_PROMPT_
Find the string "name" in the listing and report every line that has it.
### RECORDS SUPPLIED
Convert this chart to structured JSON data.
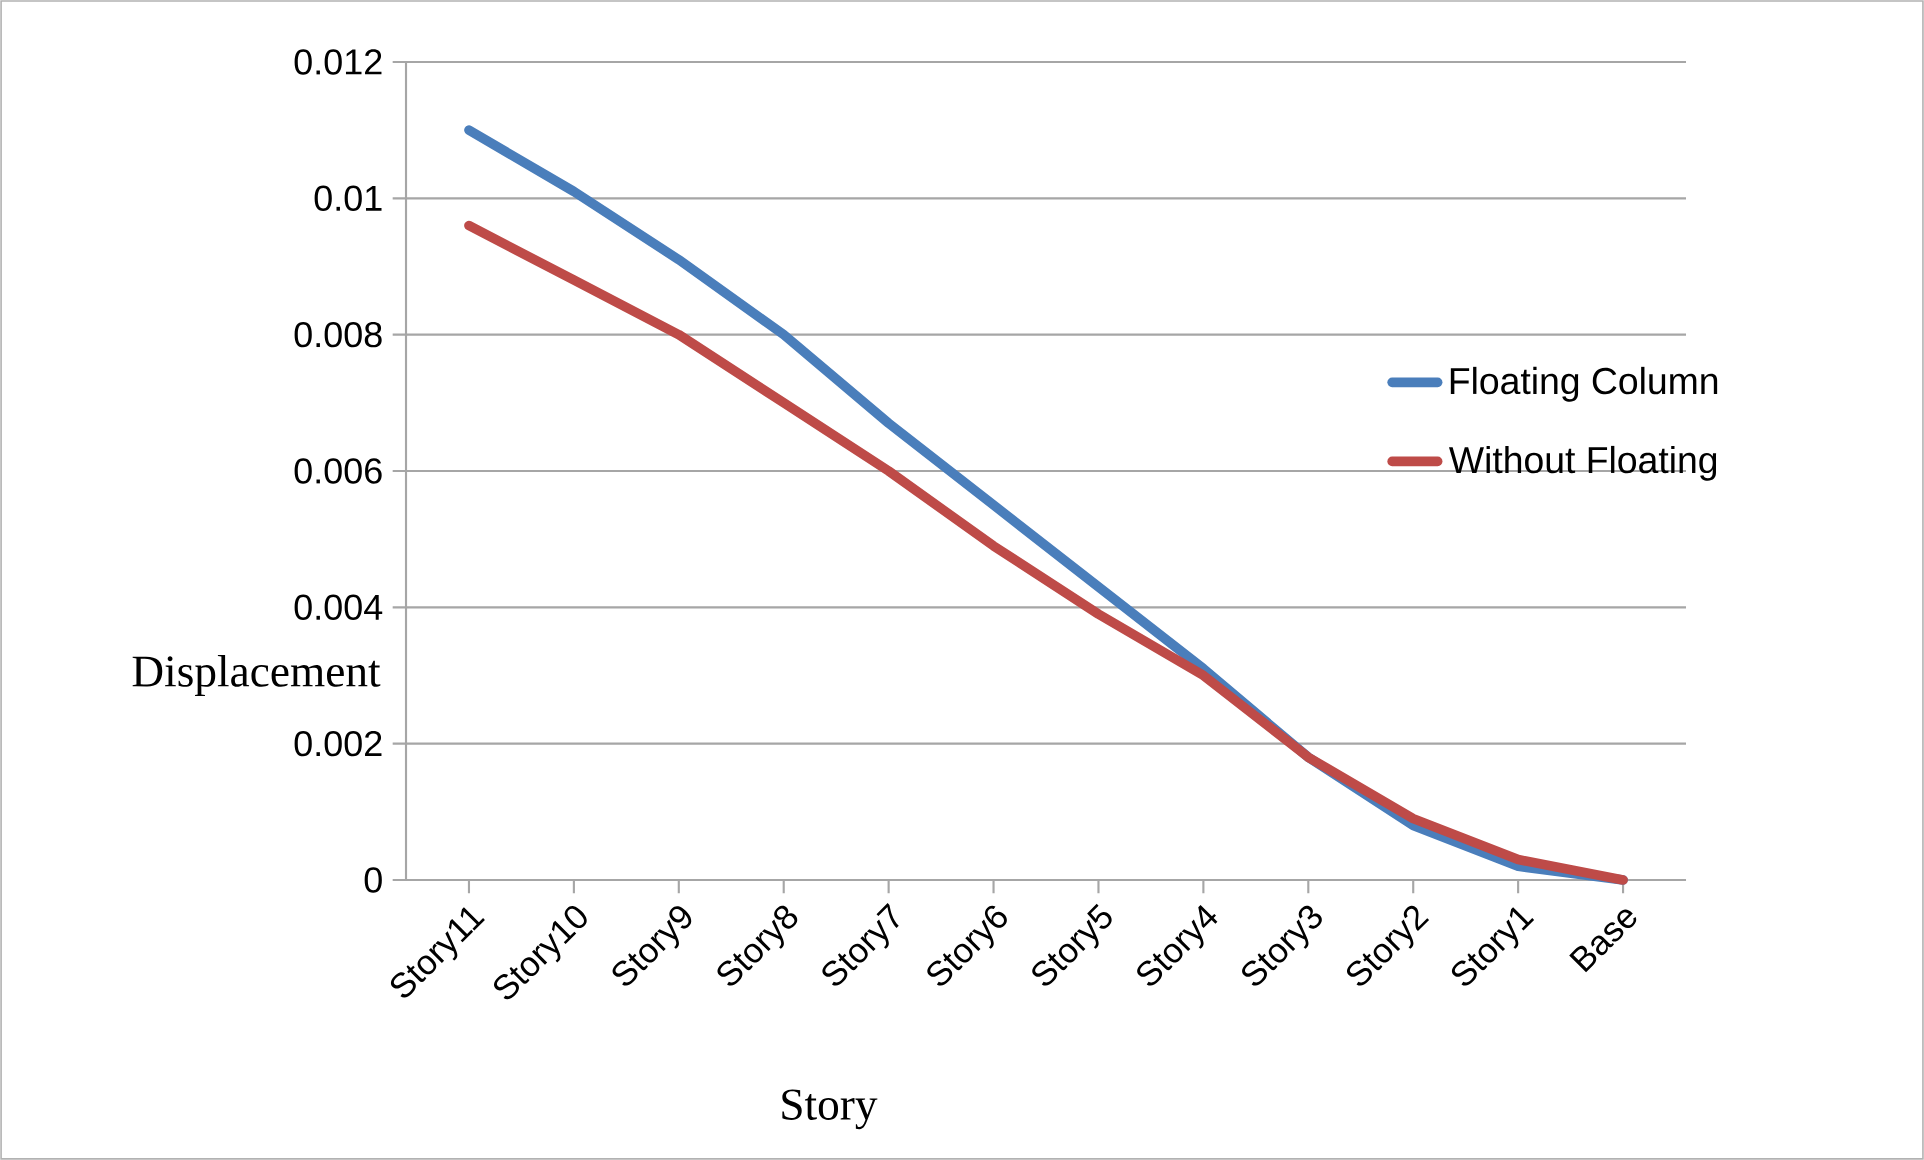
{
  "chart_data": {
    "type": "line",
    "xlabel": "Story",
    "ylabel": "Displacement",
    "categories": [
      "Story11",
      "Story10",
      "Story9",
      "Story8",
      "Story7",
      "Story6",
      "Story5",
      "Story4",
      "Story3",
      "Story2",
      "Story1",
      "Base"
    ],
    "series": [
      {
        "name": "Floating Column",
        "color": "#4a7ebb",
        "values": [
          0.011,
          0.0101,
          0.0091,
          0.008,
          0.0067,
          0.0055,
          0.0043,
          0.0031,
          0.0018,
          0.0008,
          0.0002,
          0
        ]
      },
      {
        "name": "Without Floating",
        "color": "#be4b48",
        "values": [
          0.0096,
          0.0088,
          0.008,
          0.007,
          0.006,
          0.0049,
          0.0039,
          0.003,
          0.0018,
          0.0009,
          0.0003,
          0
        ]
      }
    ],
    "ylim": [
      0,
      0.012
    ],
    "yticks": [
      0,
      0.002,
      0.004,
      0.006,
      0.008,
      0.01,
      0.012
    ],
    "grid": "y",
    "legend": "right",
    "marker": "none",
    "line_style": "solid"
  }
}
######
_SOLUTION FOR THIS TASK_
        "name": "Floating Column",
        "name": "Without Floating",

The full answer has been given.